EXERCISE INPUTS —
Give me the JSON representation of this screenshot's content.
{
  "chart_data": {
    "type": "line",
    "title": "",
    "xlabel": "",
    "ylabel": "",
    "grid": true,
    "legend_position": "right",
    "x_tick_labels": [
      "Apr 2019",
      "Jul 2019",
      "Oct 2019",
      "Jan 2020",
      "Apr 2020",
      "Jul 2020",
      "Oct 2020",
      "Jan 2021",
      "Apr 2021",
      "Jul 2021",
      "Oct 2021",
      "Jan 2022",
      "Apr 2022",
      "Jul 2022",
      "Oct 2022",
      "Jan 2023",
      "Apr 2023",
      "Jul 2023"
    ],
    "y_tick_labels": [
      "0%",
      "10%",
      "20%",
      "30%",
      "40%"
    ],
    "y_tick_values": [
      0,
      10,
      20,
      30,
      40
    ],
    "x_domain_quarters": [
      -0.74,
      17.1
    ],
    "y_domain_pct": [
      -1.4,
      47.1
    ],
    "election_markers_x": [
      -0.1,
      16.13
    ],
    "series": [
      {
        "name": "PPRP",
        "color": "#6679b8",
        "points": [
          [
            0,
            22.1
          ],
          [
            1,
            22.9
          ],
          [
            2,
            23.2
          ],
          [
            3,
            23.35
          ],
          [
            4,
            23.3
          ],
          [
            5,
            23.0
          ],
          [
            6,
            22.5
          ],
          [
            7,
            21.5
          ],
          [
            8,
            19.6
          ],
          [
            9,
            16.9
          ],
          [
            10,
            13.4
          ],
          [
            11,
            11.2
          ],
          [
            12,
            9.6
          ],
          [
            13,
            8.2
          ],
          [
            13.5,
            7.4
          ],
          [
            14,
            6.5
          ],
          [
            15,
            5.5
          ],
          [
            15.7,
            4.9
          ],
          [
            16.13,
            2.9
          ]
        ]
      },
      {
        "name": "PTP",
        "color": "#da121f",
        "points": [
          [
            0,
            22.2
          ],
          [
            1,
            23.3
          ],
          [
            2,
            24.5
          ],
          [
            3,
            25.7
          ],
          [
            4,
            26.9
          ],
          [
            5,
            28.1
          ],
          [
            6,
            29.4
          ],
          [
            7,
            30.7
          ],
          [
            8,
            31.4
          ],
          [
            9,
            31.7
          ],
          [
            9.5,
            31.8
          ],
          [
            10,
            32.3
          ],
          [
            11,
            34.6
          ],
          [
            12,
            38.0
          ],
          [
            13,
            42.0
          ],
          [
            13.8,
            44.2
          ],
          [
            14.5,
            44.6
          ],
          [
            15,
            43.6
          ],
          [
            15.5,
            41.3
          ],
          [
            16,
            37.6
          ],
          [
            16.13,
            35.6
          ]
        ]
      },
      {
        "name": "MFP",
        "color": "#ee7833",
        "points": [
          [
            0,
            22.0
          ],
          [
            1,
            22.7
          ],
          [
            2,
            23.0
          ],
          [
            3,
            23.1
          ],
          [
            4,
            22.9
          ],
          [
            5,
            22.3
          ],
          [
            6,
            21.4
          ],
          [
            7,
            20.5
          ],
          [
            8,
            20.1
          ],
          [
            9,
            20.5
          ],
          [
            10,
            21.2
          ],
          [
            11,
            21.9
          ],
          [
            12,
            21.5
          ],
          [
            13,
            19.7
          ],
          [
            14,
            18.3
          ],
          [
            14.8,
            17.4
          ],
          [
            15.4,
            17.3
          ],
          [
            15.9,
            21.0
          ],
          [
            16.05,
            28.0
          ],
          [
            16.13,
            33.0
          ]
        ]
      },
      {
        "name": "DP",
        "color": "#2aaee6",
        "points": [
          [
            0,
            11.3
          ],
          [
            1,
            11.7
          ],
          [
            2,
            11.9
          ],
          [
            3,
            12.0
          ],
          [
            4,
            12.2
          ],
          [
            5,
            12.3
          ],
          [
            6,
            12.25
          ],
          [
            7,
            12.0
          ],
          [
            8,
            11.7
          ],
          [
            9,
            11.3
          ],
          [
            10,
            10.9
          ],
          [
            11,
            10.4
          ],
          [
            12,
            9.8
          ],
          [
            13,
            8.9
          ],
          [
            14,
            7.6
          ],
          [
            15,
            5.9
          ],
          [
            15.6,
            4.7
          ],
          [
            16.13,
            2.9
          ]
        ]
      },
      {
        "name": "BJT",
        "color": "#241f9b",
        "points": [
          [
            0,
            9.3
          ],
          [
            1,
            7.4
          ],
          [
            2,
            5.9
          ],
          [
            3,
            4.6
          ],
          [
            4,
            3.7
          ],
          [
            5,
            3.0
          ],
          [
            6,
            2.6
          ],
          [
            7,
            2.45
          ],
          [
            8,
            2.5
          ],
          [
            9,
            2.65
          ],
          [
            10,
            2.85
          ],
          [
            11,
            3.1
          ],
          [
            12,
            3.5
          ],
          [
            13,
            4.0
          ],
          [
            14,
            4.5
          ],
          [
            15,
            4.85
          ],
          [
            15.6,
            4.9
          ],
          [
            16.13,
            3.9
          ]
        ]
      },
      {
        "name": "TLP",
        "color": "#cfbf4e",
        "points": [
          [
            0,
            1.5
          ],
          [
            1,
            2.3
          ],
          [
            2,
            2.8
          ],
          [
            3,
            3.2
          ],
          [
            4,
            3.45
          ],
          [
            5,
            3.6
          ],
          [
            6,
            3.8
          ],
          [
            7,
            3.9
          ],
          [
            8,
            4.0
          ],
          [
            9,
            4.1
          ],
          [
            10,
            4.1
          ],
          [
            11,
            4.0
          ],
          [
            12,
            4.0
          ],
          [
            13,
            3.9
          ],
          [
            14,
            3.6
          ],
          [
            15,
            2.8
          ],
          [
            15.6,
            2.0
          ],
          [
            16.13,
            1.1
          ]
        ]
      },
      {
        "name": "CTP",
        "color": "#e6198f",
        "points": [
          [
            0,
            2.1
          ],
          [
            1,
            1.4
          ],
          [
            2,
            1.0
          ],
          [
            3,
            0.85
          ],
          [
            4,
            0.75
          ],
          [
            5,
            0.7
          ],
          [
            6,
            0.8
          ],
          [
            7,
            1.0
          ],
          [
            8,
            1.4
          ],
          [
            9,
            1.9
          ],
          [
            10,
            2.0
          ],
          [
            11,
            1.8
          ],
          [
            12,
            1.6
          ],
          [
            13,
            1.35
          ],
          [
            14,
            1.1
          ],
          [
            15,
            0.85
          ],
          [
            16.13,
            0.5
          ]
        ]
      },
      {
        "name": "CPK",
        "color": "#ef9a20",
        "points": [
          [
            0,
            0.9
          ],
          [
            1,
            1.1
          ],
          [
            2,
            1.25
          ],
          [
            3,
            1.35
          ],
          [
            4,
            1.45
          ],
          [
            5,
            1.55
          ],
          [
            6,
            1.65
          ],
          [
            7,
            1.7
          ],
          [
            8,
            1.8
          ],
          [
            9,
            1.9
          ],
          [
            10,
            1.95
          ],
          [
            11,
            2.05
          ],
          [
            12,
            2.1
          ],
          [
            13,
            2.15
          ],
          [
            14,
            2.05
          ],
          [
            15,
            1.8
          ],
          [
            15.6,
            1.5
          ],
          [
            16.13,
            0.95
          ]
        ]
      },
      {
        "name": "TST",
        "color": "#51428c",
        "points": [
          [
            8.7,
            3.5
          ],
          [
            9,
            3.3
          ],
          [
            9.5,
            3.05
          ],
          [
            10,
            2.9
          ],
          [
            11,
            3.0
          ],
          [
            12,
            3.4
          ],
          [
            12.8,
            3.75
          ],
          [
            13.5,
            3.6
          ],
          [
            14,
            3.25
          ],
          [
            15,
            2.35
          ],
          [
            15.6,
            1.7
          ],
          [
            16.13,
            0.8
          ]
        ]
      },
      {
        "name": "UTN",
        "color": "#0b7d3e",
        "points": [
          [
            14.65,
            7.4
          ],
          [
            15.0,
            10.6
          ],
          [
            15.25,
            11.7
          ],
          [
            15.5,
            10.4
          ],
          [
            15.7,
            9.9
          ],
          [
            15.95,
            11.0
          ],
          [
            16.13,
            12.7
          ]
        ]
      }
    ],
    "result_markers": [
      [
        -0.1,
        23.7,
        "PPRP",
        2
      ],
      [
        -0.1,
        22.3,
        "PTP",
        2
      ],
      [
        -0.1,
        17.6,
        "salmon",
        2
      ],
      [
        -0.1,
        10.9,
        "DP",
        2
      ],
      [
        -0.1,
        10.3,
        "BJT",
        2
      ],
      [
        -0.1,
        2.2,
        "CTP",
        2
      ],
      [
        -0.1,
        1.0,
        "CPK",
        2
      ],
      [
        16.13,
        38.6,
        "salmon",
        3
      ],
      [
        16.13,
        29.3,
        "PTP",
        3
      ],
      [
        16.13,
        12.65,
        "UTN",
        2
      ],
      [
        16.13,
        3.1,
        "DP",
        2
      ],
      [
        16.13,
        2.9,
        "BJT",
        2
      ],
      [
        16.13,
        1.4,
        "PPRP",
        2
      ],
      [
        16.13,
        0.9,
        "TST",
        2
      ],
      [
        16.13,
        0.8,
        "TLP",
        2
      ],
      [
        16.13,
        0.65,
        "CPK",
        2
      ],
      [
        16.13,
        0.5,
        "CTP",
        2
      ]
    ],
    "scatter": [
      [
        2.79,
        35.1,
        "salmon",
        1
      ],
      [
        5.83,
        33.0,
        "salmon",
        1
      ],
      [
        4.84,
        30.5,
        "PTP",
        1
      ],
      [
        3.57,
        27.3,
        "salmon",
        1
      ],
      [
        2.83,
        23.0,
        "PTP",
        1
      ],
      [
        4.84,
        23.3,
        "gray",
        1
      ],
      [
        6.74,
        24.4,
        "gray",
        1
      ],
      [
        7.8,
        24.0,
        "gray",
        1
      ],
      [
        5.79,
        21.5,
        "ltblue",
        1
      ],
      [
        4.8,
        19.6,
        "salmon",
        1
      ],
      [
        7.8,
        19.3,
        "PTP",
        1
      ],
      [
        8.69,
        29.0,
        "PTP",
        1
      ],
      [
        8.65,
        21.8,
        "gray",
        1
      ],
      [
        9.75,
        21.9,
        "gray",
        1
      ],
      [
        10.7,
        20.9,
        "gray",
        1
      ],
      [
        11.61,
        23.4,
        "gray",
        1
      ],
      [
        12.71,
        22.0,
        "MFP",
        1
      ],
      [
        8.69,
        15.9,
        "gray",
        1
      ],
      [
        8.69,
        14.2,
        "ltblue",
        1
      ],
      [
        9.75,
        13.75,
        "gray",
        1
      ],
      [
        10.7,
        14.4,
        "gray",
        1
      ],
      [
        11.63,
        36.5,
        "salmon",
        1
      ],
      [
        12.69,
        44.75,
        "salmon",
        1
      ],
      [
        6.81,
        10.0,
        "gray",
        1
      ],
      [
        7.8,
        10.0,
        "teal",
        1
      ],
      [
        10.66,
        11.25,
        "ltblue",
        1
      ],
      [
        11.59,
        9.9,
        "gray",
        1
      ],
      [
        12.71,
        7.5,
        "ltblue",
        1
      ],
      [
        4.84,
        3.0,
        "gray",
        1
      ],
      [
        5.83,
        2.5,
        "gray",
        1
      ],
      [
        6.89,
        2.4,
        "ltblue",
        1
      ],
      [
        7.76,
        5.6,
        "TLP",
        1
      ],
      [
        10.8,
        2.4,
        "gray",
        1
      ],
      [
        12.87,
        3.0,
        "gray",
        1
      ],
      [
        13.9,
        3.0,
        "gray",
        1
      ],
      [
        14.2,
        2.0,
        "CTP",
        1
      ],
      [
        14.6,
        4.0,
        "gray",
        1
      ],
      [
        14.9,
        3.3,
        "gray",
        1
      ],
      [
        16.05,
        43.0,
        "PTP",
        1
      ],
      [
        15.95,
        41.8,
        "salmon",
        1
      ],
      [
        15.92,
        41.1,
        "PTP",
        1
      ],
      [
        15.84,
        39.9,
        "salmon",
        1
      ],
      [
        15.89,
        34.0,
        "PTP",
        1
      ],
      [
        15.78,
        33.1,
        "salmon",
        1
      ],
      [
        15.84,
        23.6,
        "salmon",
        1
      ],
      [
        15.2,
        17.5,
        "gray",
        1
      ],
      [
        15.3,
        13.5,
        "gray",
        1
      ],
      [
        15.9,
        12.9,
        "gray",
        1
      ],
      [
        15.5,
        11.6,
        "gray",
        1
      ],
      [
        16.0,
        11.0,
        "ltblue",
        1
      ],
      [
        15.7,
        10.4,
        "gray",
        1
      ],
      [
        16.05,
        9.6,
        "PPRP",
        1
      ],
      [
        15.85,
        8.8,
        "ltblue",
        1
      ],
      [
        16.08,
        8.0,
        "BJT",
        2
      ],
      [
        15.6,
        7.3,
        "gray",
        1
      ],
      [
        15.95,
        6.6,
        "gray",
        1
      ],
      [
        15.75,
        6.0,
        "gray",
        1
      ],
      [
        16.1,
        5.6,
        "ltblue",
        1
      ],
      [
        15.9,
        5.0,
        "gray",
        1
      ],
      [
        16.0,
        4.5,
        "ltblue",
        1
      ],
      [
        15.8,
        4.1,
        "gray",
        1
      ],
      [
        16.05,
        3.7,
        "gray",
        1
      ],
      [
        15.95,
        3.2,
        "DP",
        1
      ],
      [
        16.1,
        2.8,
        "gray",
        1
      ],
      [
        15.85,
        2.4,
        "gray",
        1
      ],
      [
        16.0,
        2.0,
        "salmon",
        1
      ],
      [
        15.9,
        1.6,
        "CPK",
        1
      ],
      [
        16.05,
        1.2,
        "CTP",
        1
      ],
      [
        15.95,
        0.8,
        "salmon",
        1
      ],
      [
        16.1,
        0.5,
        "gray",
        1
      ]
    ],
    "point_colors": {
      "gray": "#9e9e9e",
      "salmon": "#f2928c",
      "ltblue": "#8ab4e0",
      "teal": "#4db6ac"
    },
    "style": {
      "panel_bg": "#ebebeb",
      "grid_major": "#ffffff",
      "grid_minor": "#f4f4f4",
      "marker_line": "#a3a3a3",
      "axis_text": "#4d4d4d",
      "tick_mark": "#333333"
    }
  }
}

STATED TASK — Scan the material above for the word "name". Copy each line where it occurs.

ANSWER FOR THIS EXERCISE —
        "name": "PPRP",
        "name": "PTP",
        "name": "MFP",
        "name": "DP",
        "name": "BJT",
        "name": "TLP",
        "name": "CTP",
        "name": "CPK",
        "name": "TST",
        "name": "UTN",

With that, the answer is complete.